* _SHORT PROBLEM_
From the entries below, copy every line where the string "voidaan" appears.

Collection entries

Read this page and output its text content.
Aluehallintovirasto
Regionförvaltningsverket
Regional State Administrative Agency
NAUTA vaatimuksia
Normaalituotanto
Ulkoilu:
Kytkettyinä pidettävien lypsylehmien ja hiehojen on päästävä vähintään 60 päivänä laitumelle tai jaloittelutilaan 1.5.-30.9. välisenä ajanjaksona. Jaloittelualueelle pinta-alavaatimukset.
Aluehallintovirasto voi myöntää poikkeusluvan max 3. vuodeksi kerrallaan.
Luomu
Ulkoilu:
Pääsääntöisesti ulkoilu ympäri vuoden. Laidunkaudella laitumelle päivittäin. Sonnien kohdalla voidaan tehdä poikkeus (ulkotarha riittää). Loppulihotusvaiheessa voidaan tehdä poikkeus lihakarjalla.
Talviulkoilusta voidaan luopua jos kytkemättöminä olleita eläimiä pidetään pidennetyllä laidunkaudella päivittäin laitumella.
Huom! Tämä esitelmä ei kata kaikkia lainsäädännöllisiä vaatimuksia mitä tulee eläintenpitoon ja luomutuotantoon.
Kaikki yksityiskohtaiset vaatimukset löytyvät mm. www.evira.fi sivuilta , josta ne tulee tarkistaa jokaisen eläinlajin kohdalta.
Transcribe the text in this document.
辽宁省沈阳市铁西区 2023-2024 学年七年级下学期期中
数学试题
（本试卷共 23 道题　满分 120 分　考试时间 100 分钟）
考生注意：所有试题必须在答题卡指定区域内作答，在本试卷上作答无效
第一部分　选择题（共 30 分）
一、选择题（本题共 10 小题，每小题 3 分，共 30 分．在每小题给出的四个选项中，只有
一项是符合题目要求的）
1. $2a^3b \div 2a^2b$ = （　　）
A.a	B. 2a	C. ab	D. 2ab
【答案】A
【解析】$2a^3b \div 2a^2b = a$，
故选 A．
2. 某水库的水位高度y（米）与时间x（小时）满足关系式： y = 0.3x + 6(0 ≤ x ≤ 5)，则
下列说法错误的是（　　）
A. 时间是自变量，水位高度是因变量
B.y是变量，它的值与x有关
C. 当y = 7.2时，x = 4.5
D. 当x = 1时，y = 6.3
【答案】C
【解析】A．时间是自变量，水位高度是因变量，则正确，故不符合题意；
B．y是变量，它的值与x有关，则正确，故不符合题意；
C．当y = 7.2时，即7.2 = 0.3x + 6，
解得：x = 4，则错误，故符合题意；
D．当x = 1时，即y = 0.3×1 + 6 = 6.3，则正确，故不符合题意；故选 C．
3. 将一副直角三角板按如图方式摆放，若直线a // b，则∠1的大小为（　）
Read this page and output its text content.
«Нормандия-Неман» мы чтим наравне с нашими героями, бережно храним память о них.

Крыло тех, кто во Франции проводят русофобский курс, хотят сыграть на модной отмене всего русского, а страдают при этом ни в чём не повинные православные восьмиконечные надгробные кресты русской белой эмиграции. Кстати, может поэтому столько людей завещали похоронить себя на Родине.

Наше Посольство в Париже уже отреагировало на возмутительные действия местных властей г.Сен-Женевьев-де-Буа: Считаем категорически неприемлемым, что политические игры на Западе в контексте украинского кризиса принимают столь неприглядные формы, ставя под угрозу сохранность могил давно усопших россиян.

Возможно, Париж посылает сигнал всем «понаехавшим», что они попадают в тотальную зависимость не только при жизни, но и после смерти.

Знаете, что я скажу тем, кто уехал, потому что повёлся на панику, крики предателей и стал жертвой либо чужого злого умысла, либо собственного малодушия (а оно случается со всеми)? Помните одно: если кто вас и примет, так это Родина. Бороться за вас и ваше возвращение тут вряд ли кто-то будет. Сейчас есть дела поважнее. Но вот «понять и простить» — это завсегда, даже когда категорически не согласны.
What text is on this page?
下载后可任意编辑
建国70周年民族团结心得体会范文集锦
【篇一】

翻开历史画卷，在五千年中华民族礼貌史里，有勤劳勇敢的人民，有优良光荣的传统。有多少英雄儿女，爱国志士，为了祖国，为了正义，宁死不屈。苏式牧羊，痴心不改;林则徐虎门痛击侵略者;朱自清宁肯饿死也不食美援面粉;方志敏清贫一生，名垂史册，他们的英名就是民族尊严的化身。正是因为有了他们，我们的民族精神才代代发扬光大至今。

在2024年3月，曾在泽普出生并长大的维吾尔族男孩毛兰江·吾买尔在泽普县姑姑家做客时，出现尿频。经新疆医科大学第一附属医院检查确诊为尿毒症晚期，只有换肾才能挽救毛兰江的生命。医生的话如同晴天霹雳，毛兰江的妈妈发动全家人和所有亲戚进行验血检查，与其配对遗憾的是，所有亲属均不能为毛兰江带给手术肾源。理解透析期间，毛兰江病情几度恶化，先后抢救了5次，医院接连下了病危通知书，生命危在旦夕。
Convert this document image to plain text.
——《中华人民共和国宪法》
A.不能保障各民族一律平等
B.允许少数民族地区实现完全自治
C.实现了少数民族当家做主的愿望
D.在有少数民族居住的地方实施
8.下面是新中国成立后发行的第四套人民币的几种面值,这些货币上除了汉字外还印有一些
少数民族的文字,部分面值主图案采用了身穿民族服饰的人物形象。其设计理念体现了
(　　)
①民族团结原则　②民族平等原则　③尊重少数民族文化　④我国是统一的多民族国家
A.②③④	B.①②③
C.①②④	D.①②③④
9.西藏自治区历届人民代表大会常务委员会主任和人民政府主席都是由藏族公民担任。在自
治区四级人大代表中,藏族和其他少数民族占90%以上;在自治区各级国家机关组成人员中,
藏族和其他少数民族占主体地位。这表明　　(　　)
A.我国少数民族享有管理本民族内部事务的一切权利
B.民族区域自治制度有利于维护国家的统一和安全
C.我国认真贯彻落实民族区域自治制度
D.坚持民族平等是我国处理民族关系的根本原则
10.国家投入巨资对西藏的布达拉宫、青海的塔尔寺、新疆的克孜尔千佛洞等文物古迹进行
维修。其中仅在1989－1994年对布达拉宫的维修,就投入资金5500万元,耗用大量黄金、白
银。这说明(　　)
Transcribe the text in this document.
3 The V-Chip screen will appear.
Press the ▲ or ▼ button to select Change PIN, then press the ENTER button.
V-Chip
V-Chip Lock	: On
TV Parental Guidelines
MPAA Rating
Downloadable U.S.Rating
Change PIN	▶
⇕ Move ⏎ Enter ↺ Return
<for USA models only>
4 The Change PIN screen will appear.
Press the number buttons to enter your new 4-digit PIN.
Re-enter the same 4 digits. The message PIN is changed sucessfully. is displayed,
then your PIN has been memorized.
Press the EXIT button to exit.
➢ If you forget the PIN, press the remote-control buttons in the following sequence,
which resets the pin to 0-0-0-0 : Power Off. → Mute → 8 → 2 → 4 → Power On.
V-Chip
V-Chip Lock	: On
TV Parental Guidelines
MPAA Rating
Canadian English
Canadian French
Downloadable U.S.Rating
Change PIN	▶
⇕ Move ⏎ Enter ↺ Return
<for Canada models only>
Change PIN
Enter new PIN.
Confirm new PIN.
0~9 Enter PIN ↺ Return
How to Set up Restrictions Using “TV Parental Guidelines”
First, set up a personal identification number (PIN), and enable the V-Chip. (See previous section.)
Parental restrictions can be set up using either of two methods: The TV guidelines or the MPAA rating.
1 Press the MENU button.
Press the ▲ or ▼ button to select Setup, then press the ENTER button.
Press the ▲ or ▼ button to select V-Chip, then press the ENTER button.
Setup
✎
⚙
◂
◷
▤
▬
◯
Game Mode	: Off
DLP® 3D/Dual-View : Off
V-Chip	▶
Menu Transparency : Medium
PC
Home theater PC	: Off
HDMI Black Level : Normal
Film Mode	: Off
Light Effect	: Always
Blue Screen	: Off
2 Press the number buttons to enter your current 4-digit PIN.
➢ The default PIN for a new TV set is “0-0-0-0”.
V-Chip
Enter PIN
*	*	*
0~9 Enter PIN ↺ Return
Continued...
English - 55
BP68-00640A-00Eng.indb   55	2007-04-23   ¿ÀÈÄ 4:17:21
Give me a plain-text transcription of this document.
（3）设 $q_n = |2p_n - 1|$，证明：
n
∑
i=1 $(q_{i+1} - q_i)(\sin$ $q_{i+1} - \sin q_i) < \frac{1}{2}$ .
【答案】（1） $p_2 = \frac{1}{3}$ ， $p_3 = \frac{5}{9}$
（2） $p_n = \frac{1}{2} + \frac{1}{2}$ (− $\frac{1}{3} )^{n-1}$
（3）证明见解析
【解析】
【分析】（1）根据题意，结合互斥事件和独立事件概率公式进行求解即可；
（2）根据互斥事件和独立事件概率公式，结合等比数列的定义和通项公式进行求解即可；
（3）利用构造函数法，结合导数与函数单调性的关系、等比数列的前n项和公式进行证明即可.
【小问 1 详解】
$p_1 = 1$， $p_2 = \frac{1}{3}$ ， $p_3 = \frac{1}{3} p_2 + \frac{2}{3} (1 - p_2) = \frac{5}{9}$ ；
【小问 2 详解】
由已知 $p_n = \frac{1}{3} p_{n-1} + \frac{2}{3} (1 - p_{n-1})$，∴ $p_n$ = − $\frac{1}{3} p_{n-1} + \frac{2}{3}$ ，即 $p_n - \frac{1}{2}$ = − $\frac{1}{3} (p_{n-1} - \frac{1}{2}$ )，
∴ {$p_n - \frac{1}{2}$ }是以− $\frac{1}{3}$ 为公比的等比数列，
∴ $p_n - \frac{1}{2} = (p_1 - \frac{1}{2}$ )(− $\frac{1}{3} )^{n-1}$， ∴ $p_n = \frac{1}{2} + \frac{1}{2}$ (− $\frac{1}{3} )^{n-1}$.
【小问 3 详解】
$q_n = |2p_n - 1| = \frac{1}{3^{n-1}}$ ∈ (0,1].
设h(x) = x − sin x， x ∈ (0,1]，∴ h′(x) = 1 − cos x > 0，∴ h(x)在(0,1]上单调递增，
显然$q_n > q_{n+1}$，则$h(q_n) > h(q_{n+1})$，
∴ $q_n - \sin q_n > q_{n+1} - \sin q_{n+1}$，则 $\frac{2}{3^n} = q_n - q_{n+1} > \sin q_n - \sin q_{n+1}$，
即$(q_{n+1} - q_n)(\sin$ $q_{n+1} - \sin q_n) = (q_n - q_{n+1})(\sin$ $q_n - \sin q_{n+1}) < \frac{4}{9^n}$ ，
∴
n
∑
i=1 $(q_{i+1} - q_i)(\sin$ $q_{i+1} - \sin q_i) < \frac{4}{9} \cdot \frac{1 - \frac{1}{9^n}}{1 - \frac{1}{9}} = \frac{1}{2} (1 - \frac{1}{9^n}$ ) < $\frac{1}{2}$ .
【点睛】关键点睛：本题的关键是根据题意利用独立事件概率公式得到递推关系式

* _SOLVED PROBLEM_
Pääsääntöisesti ulkoilu ympäri vuoden. Laidunkaudella laitumelle päivittäin. Sonnien kohdalla voidaan tehdä poikkeus (ulkotarha riittää). Loppulihotusvaiheessa voidaan tehdä poikkeus lihakarjalla.
Talviulkoilusta voidaan luopua jos kytkemättöminä olleita eläimiä pidetään pidennetyllä laidunkaudella päivittäin laitumella.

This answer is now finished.